Figure record extracts
— begin —

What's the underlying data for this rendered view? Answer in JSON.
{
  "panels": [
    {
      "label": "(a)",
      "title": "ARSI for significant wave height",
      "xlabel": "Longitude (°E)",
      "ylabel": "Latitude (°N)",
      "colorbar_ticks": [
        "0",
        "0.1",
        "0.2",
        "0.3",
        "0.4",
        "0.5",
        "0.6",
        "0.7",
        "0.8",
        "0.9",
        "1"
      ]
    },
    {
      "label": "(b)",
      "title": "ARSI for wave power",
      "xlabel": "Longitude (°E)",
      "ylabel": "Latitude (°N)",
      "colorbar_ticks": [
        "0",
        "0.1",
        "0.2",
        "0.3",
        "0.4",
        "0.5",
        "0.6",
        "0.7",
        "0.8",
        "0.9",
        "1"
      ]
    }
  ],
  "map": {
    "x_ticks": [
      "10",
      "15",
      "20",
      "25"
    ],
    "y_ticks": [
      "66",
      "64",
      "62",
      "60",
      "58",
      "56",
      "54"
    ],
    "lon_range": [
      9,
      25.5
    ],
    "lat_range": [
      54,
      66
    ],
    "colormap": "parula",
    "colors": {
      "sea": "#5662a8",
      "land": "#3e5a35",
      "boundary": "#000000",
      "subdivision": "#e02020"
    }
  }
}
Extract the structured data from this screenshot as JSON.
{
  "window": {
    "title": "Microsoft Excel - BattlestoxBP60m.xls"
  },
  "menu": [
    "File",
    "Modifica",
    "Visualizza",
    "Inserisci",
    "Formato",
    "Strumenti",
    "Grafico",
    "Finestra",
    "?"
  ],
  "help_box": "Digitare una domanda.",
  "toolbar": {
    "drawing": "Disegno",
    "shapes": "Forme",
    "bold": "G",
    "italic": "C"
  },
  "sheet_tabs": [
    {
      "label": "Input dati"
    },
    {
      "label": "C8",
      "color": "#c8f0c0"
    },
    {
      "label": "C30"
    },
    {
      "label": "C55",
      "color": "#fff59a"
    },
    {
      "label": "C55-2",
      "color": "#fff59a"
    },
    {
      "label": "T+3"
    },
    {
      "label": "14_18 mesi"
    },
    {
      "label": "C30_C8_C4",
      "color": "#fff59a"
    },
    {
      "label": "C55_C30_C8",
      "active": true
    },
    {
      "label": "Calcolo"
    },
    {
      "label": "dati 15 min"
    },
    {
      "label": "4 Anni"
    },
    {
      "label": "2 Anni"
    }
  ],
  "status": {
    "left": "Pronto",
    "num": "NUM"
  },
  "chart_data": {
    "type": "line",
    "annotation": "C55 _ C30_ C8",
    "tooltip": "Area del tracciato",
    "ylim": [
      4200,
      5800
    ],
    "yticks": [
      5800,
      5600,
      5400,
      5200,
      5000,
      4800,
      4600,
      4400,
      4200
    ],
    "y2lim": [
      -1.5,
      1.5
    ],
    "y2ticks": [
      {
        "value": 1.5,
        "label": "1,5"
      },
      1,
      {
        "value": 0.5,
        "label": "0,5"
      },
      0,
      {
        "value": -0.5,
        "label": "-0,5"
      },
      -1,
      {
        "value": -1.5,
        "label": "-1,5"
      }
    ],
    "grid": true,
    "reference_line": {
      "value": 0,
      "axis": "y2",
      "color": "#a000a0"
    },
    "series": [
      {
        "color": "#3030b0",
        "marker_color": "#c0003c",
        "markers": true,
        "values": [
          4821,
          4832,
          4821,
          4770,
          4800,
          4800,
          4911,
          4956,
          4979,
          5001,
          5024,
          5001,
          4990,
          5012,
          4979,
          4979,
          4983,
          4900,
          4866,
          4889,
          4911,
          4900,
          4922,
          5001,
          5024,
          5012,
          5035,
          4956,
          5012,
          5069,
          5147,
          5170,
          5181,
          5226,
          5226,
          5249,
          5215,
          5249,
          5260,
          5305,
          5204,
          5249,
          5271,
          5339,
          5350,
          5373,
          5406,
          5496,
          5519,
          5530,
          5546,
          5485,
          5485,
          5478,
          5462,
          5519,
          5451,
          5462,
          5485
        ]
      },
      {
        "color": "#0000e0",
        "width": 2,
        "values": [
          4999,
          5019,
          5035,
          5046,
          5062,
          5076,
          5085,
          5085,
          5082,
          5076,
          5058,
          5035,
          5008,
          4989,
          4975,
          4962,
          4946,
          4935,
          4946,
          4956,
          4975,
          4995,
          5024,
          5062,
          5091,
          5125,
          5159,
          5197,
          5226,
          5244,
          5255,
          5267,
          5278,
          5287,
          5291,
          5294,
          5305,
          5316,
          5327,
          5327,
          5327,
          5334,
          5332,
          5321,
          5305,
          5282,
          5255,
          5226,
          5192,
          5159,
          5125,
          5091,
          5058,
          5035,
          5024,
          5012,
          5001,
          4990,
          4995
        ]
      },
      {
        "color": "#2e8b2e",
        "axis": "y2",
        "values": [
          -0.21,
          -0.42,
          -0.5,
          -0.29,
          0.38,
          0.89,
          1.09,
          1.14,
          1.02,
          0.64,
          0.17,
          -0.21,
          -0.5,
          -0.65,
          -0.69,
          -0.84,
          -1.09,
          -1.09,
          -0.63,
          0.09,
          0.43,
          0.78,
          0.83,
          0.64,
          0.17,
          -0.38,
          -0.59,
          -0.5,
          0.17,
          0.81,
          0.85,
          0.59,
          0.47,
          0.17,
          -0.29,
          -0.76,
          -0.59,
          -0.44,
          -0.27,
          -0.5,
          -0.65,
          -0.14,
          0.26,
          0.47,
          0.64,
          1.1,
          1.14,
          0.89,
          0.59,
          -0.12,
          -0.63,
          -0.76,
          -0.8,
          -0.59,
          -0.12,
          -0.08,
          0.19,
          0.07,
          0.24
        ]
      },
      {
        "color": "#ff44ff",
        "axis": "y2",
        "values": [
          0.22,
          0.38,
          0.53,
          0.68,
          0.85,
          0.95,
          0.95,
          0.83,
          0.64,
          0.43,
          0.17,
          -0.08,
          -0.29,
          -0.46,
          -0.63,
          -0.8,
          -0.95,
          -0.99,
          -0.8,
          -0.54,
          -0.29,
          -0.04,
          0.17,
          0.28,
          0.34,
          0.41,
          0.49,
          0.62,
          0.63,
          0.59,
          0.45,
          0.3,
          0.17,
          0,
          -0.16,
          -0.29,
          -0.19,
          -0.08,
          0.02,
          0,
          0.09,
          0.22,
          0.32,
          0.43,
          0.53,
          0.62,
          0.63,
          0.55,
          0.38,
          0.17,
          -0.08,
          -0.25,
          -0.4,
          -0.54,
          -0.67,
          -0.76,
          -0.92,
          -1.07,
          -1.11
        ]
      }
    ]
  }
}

— end —

== Goal ==
Please reproduce each record precisely as written.

== Final result ==
What's the underlying data for this rendered view? Answer in JSON.
{
  "panels": [
    {
      "label": "(a)",
      "title": "ARSI for significant wave height",
      "xlabel": "Longitude (°E)",
      "ylabel": "Latitude (°N)",
      "colorbar_ticks": [
        "0",
        "0.1",
        "0.2",
        "0.3",
        "0.4",
        "0.5",
        "0.6",
        "0.7",
        "0.8",
        "0.9",
        "1"
      ]
    },
    {
      "label": "(b)",
      "title": "ARSI for wave power",
      "xlabel": "Longitude (°E)",
      "ylabel": "Latitude (°N)",
      "colorbar_ticks": [
        "0",
        "0.1",
        "0.2",
        "0.3",
        "0.4",
        "0.5",
        "0.6",
        "0.7",
        "0.8",
        "0.9",
        "1"
      ]
    }
  ],
  "map": {
    "x_ticks": [
      "10",
      "15",
      "20",
      "25"
    ],
    "y_ticks": [
      "66",
      "64",
      "62",
      "60",
      "58",
      "56",
      "54"
    ],
    "lon_range": [
      9,
      25.5
    ],
    "lat_range": [
      54,
      66
    ],
    "colormap": "parula",
    "colors": {
      "sea": "#5662a8",
      "land": "#3e5a35",
      "boundary": "#000000",
      "subdivision": "#e02020"
    }
  }
}
Extract the structured data from this screenshot as JSON.
{
  "window": {
    "title": "Microsoft Excel - BattlestoxBP60m.xls"
  },
  "menu": [
    "File",
    "Modifica",
    "Visualizza",
    "Inserisci",
    "Formato",
    "Strumenti",
    "Grafico",
    "Finestra",
    "?"
  ],
  "help_box": "Digitare una domanda.",
  "toolbar": {
    "drawing": "Disegno",
    "shapes": "Forme",
    "bold": "G",
    "italic": "C"
  },
  "sheet_tabs": [
    {
      "label": "Input dati"
    },
    {
      "label": "C8",
      "color": "#c8f0c0"
    },
    {
      "label": "C30"
    },
    {
      "label": "C55",
      "color": "#fff59a"
    },
    {
      "label": "C55-2",
      "color": "#fff59a"
    },
    {
      "label": "T+3"
    },
    {
      "label": "14_18 mesi"
    },
    {
      "label": "C30_C8_C4",
      "color": "#fff59a"
    },
    {
      "label": "C55_C30_C8",
      "active": true
    },
    {
      "label": "Calcolo"
    },
    {
      "label": "dati 15 min"
    },
    {
      "label": "4 Anni"
    },
    {
      "label": "2 Anni"
    }
  ],
  "status": {
    "left": "Pronto",
    "num": "NUM"
  },
  "chart_data": {
    "type": "line",
    "annotation": "C55 _ C30_ C8",
    "tooltip": "Area del tracciato",
    "ylim": [
      4200,
      5800
    ],
    "yticks": [
      5800,
      5600,
      5400,
      5200,
      5000,
      4800,
      4600,
      4400,
      4200
    ],
    "y2lim": [
      -1.5,
      1.5
    ],
    "y2ticks": [
      {
        "value": 1.5,
        "label": "1,5"
      },
      1,
      {
        "value": 0.5,
        "label": "0,5"
      },
      0,
      {
        "value": -0.5,
        "label": "-0,5"
      },
      -1,
      {
        "value": -1.5,
        "label": "-1,5"
      }
    ],
    "grid": true,
    "reference_line": {
      "value": 0,
      "axis": "y2",
      "color": "#a000a0"
    },
    "series": [
      {
        "color": "#3030b0",
        "marker_color": "#c0003c",
        "markers": true,
        "values": [
          4821,
          4832,
          4821,
          4770,
          4800,
          4800,
          4911,
          4956,
          4979,
          5001,
          5024,
          5001,
          4990,
          5012,
          4979,
          4979,
          4983,
          4900,
          4866,
          4889,
          4911,
          4900,
          4922,
          5001,
          5024,
          5012,
          5035,
          4956,
          5012,
          5069,
          5147,
          5170,
          5181,
          5226,
          5226,
          5249,
          5215,
          5249,
          5260,
          5305,
          5204,
          5249,
          5271,
          5339,
          5350,
          5373,
          5406,
          5496,
          5519,
          5530,
          5546,
          5485,
          5485,
          5478,
          5462,
          5519,
          5451,
          5462,
          5485
        ]
      },
      {
        "color": "#0000e0",
        "width": 2,
        "values": [
          4999,
          5019,
          5035,
          5046,
          5062,
          5076,
          5085,
          5085,
          5082,
          5076,
          5058,
          5035,
          5008,
          4989,
          4975,
          4962,
          4946,
          4935,
          4946,
          4956,
          4975,
          4995,
          5024,
          5062,
          5091,
          5125,
          5159,
          5197,
          5226,
          5244,
          5255,
          5267,
          5278,
          5287,
          5291,
          5294,
          5305,
          5316,
          5327,
          5327,
          5327,
          5334,
          5332,
          5321,
          5305,
          5282,
          5255,
          5226,
          5192,
          5159,
          5125,
          5091,
          5058,
          5035,
          5024,
          5012,
          5001,
          4990,
          4995
        ]
      },
      {
        "color": "#2e8b2e",
        "axis": "y2",
        "values": [
          -0.21,
          -0.42,
          -0.5,
          -0.29,
          0.38,
          0.89,
          1.09,
          1.14,
          1.02,
          0.64,
          0.17,
          -0.21,
          -0.5,
          -0.65,
          -0.69,
          -0.84,
          -1.09,
          -1.09,
          -0.63,
          0.09,
          0.43,
          0.78,
          0.83,
          0.64,
          0.17,
          -0.38,
          -0.59,
          -0.5,
          0.17,
          0.81,
          0.85,
          0.59,
          0.47,
          0.17,
          -0.29,
          -0.76,
          -0.59,
          -0.44,
          -0.27,
          -0.5,
          -0.65,
          -0.14,
          0.26,
          0.47,
          0.64,
          1.1,
          1.14,
          0.89,
          0.59,
          -0.12,
          -0.63,
          -0.76,
          -0.8,
          -0.59,
          -0.12,
          -0.08,
          0.19,
          0.07,
          0.24
        ]
      },
      {
        "color": "#ff44ff",
        "axis": "y2",
        "values": [
          0.22,
          0.38,
          0.53,
          0.68,
          0.85,
          0.95,
          0.95,
          0.83,
          0.64,
          0.43,
          0.17,
          -0.08,
          -0.29,
          -0.46,
          -0.63,
          -0.8,
          -0.95,
          -0.99,
          -0.8,
          -0.54,
          -0.29,
          -0.04,
          0.17,
          0.28,
          0.34,
          0.41,
          0.49,
          0.62,
          0.63,
          0.59,
          0.45,
          0.3,
          0.17,
          0,
          -0.16,
          -0.29,
          -0.19,
          -0.08,
          0.02,
          0,
          0.09,
          0.22,
          0.32,
          0.43,
          0.53,
          0.62,
          0.63,
          0.55,
          0.38,
          0.17,
          -0.08,
          -0.25,
          -0.4,
          -0.54,
          -0.67,
          -0.76,
          -0.92,
          -1.07,
          -1.11
        ]
      }
    ]
  }
}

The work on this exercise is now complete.